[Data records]
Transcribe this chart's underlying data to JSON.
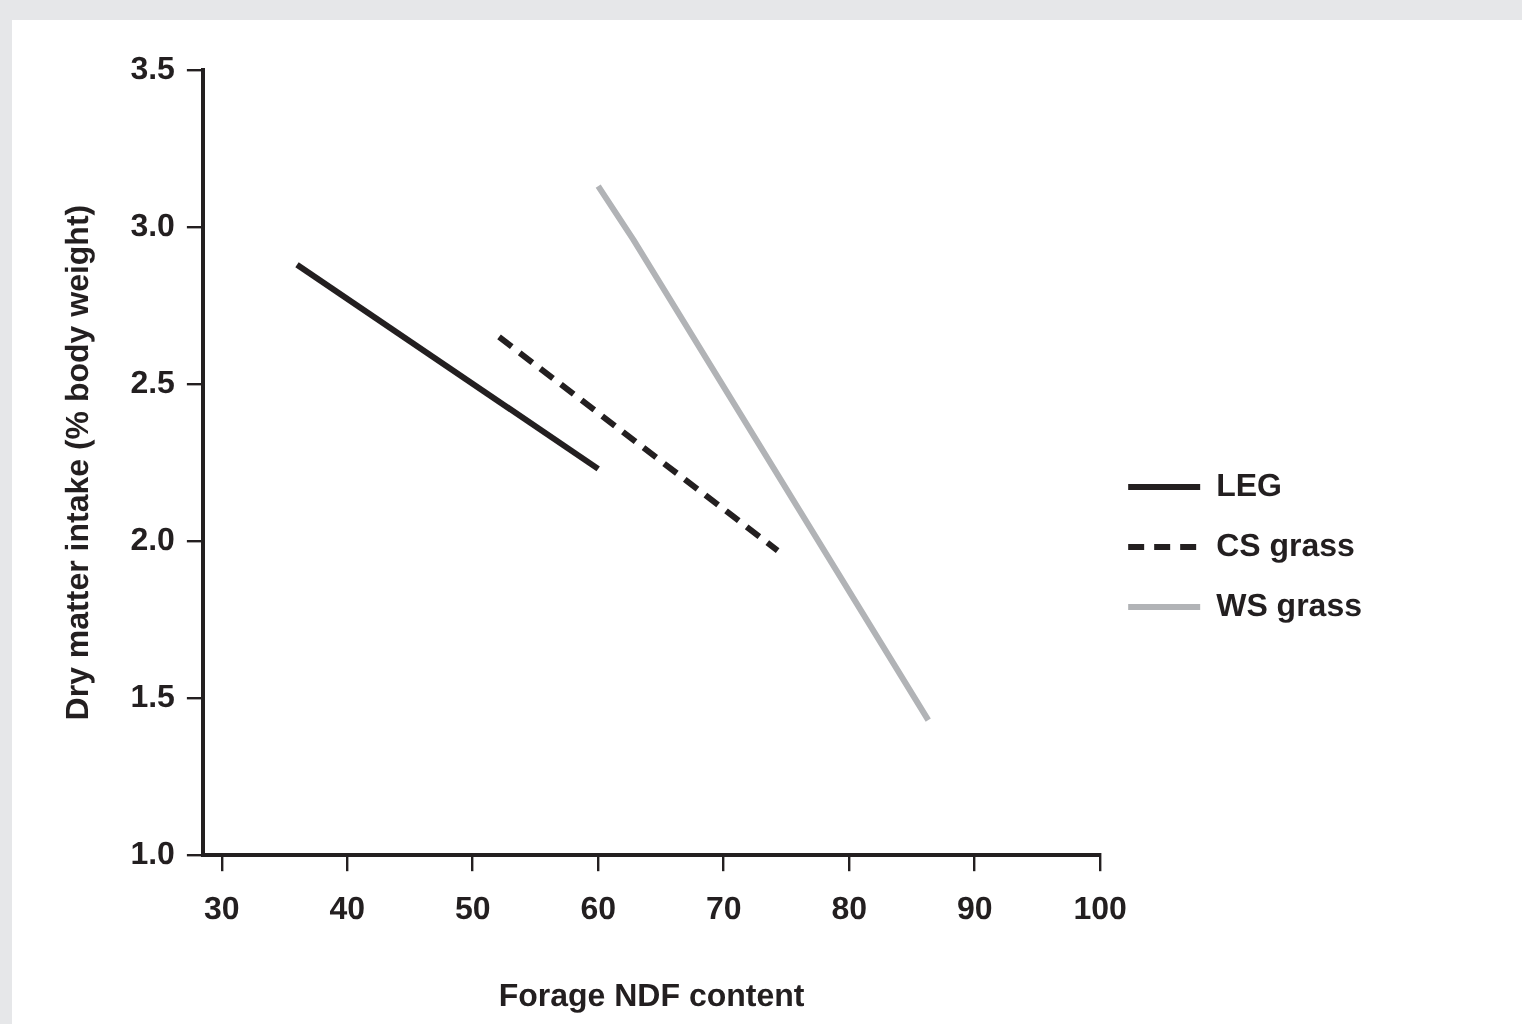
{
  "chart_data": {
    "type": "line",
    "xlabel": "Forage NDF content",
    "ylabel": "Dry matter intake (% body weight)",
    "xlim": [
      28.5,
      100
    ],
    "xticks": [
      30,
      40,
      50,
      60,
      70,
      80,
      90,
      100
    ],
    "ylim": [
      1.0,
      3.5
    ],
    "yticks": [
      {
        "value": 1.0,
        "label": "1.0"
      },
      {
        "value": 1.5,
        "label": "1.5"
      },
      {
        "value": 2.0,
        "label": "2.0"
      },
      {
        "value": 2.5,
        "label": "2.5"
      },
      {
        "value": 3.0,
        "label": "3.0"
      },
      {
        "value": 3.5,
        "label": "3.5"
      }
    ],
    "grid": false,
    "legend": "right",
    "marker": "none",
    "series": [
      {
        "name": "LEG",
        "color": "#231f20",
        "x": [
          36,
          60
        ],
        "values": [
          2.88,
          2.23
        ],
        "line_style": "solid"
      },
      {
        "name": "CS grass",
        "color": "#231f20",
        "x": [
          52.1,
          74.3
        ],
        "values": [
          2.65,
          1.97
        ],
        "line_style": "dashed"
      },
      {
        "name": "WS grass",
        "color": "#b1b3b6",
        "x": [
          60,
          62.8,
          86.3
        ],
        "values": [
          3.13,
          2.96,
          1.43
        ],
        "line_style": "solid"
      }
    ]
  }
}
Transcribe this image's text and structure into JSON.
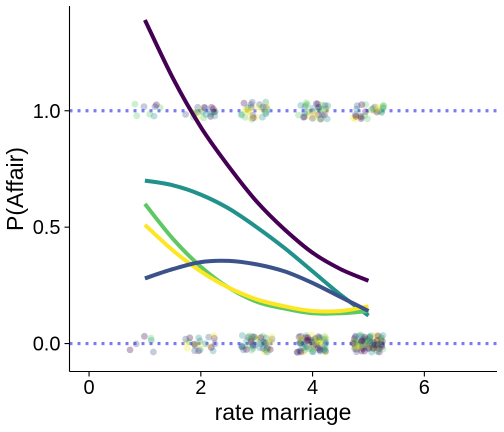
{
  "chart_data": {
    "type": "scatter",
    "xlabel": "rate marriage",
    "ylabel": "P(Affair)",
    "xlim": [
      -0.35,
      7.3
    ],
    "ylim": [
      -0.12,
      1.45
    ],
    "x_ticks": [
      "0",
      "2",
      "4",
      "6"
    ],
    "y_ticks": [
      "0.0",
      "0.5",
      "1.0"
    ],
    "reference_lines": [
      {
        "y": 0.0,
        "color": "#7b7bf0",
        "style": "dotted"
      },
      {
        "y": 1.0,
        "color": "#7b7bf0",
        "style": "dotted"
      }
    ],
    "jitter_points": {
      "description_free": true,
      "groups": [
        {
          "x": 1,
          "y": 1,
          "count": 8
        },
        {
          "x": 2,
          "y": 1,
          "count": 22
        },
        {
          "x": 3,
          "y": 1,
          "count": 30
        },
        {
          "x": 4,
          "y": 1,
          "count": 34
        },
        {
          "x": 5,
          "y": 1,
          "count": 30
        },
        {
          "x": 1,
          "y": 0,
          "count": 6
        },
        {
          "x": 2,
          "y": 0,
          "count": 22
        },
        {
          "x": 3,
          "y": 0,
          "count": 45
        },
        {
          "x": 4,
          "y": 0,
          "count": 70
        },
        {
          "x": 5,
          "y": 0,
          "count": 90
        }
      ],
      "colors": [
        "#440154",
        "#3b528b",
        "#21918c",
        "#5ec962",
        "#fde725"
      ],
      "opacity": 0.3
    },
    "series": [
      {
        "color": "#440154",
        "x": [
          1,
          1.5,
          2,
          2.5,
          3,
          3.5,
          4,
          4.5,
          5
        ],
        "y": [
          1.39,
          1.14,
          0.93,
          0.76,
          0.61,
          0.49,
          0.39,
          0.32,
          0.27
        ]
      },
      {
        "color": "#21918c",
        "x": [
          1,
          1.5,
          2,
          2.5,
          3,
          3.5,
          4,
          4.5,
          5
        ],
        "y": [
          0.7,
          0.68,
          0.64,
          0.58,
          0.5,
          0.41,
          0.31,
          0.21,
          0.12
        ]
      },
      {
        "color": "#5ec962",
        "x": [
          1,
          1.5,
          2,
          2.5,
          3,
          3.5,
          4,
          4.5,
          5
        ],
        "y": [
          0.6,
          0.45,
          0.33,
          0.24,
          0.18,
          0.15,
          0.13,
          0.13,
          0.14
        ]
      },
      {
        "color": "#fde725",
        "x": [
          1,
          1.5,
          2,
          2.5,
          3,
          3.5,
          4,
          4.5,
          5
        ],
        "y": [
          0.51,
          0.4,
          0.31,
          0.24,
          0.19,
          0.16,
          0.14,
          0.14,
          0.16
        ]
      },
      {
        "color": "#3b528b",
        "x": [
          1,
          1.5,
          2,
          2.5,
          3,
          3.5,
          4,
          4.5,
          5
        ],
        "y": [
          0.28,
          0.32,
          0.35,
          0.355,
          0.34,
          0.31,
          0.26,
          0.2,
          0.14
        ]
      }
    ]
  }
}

> Stated exercise
Quote the entries above word for word. Leave the images out.

> Finished answer
Transcribe this chart's underlying data to JSON.
{
  "chart_data": {
    "type": "line",
    "xlabel": "Forage NDF content",
    "ylabel": "Dry matter intake (% body weight)",
    "xlim": [
      28.5,
      100
    ],
    "xticks": [
      30,
      40,
      50,
      60,
      70,
      80,
      90,
      100
    ],
    "ylim": [
      1.0,
      3.5
    ],
    "yticks": [
      {
        "value": 1.0,
        "label": "1.0"
      },
      {
        "value": 1.5,
        "label": "1.5"
      },
      {
        "value": 2.0,
        "label": "2.0"
      },
      {
        "value": 2.5,
        "label": "2.5"
      },
      {
        "value": 3.0,
        "label": "3.0"
      },
      {
        "value": 3.5,
        "label": "3.5"
      }
    ],
    "grid": false,
    "legend": "right",
    "marker": "none",
    "series": [
      {
        "name": "LEG",
        "color": "#231f20",
        "x": [
          36,
          60
        ],
        "values": [
          2.88,
          2.23
        ],
        "line_style": "solid"
      },
      {
        "name": "CS grass",
        "color": "#231f20",
        "x": [
          52.1,
          74.3
        ],
        "values": [
          2.65,
          1.97
        ],
        "line_style": "dashed"
      },
      {
        "name": "WS grass",
        "color": "#b1b3b6",
        "x": [
          60,
          62.8,
          86.3
        ],
        "values": [
          3.13,
          2.96,
          1.43
        ],
        "line_style": "solid"
      }
    ]
  }
}
Transcribe this image's text and structure into JSON.
{
  "chart_data": {
    "type": "scatter",
    "xlabel": "rate marriage",
    "ylabel": "P(Affair)",
    "xlim": [
      -0.35,
      7.3
    ],
    "ylim": [
      -0.12,
      1.45
    ],
    "x_ticks": [
      "0",
      "2",
      "4",
      "6"
    ],
    "y_ticks": [
      "0.0",
      "0.5",
      "1.0"
    ],
    "reference_lines": [
      {
        "y": 0.0,
        "color": "#7b7bf0",
        "style": "dotted"
      },
      {
        "y": 1.0,
        "color": "#7b7bf0",
        "style": "dotted"
      }
    ],
    "jitter_points": {
      "description_free": true,
      "groups": [
        {
          "x": 1,
          "y": 1,
          "count": 8
        },
        {
          "x": 2,
          "y": 1,
          "count": 22
        },
        {
          "x": 3,
          "y": 1,
          "count": 30
        },
        {
          "x": 4,
          "y": 1,
          "count": 34
        },
        {
          "x": 5,
          "y": 1,
          "count": 30
        },
        {
          "x": 1,
          "y": 0,
          "count": 6
        },
        {
          "x": 2,
          "y": 0,
          "count": 22
        },
        {
          "x": 3,
          "y": 0,
          "count": 45
        },
        {
          "x": 4,
          "y": 0,
          "count": 70
        },
        {
          "x": 5,
          "y": 0,
          "count": 90
        }
      ],
      "colors": [
        "#440154",
        "#3b528b",
        "#21918c",
        "#5ec962",
        "#fde725"
      ],
      "opacity": 0.3
    },
    "series": [
      {
        "color": "#440154",
        "x": [
          1,
          1.5,
          2,
          2.5,
          3,
          3.5,
          4,
          4.5,
          5
        ],
        "y": [
          1.39,
          1.14,
          0.93,
          0.76,
          0.61,
          0.49,
          0.39,
          0.32,
          0.27
        ]
      },
      {
        "color": "#21918c",
        "x": [
          1,
          1.5,
          2,
          2.5,
          3,
          3.5,
          4,
          4.5,
          5
        ],
        "y": [
          0.7,
          0.68,
          0.64,
          0.58,
          0.5,
          0.41,
          0.31,
          0.21,
          0.12
        ]
      },
      {
        "color": "#5ec962",
        "x": [
          1,
          1.5,
          2,
          2.5,
          3,
          3.5,
          4,
          4.5,
          5
        ],
        "y": [
          0.6,
          0.45,
          0.33,
          0.24,
          0.18,
          0.15,
          0.13,
          0.13,
          0.14
        ]
      },
      {
        "color": "#fde725",
        "x": [
          1,
          1.5,
          2,
          2.5,
          3,
          3.5,
          4,
          4.5,
          5
        ],
        "y": [
          0.51,
          0.4,
          0.31,
          0.24,
          0.19,
          0.16,
          0.14,
          0.14,
          0.16
        ]
      },
      {
        "color": "#3b528b",
        "x": [
          1,
          1.5,
          2,
          2.5,
          3,
          3.5,
          4,
          4.5,
          5
        ],
        "y": [
          0.28,
          0.32,
          0.35,
          0.355,
          0.34,
          0.31,
          0.26,
          0.2,
          0.14
        ]
      }
    ]
  }
}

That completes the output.